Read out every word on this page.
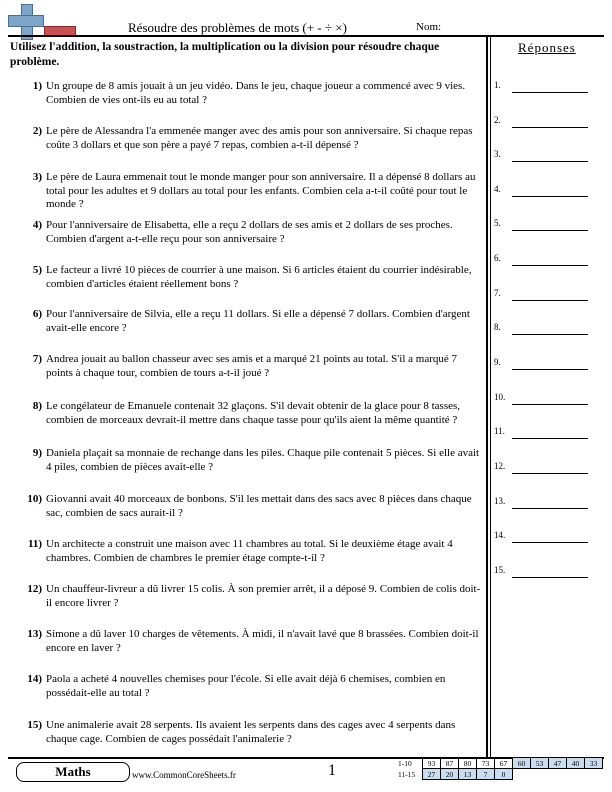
Résoudre des problèmes de mots (+ - ÷ ×)	Nom:
Utilisez l'addition, la soustraction, la multiplication ou la division pour résoudre chaque problème.
Réponses
1.
2.
3.
4.
5.
6.
7.
8.
9.
10.
11.
12.
13.
14.
15.
1) Un groupe de 8 amis jouait à un jeu vidéo. Dans le jeu, chaque joueur a commencé avec 9 vies. Combien de vies ont-ils eu au total ?
2) Le père de Alessandra l'a emmenée manger avec des amis pour son anniversaire. Si chaque repas coûte 3 dollars et que son père a payé 7 repas, combien a-t-il dépensé ?
3) Le père de Laura emmenait tout le monde manger pour son anniversaire. Il a dépensé 8 dollars au total pour les adultes et 9 dollars au total pour les enfants. Combien cela a-t-il coûté pour tout le monde ?
4) Pour l'anniversaire de Elisabetta, elle a reçu 2 dollars de ses amis et 2 dollars de ses proches. Combien d'argent a-t-elle reçu pour son anniversaire ?
5) Le facteur a livré 10 pièces de courrier à une maison. Si 6 articles étaient du courrier indésirable, combien d'articles étaient réellement bons ?
6) Pour l'anniversaire de Silvia, elle a reçu 11 dollars. Si elle a dépensé 7 dollars. Combien d'argent avait-elle encore ?
7) Andrea jouait au ballon chasseur avec ses amis et a marqué 21 points au total. S'il a marqué 7 points à chaque tour, combien de tours a-t-il joué ?
8) Le congélateur de Emanuele contenait 32 glaçons. S'il devait obtenir de la glace pour 8 tasses, combien de morceaux devrait-il mettre dans chaque tasse pour qu'ils aient la même quantité ?
9) Daniela plaçait sa monnaie de rechange dans les piles. Chaque pile contenait 5 pièces. Si elle avait 4 piles, combien de pièces avait-elle ?
10) Giovanni avait 40 morceaux de bonbons. S'il les mettait dans des sacs avec 8 pièces dans chaque sac, combien de sacs aurait-il ?
11) Un architecte a construit une maison avec 11 chambres au total. Si le deuxième étage avait 4 chambres. Combien de chambres le premier étage compte-t-il ?
12) Un chauffeur-livreur a dû livrer 15 colis. À son premier arrêt, il a déposé 9. Combien de colis doit-il encore livrer ?
13) Simone a dû laver 10 charges de vêtements. À midi, il n'avait lavé que 8 brassées. Combien doit-il encore en laver ?
14) Paola a acheté 4 nouvelles chemises pour l'école. Si elle avait déjà 6 chemises, combien en possédait-elle au total ?
15) Une animalerie avait 28 serpents. Ils avaient les serpents dans des cages avec 4 serpents dans chaque cage. Combien de cages possédait l'animalerie ?
Maths	www.CommonCoreSheets.fr	1	1-10	93	87	80	73	67	60	53	47	40	33
11-15	27	20	13	7	0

####

### Exercise
In the entries above, count every line containing the word "premier". Write only the total.

### Solution for this exercise
2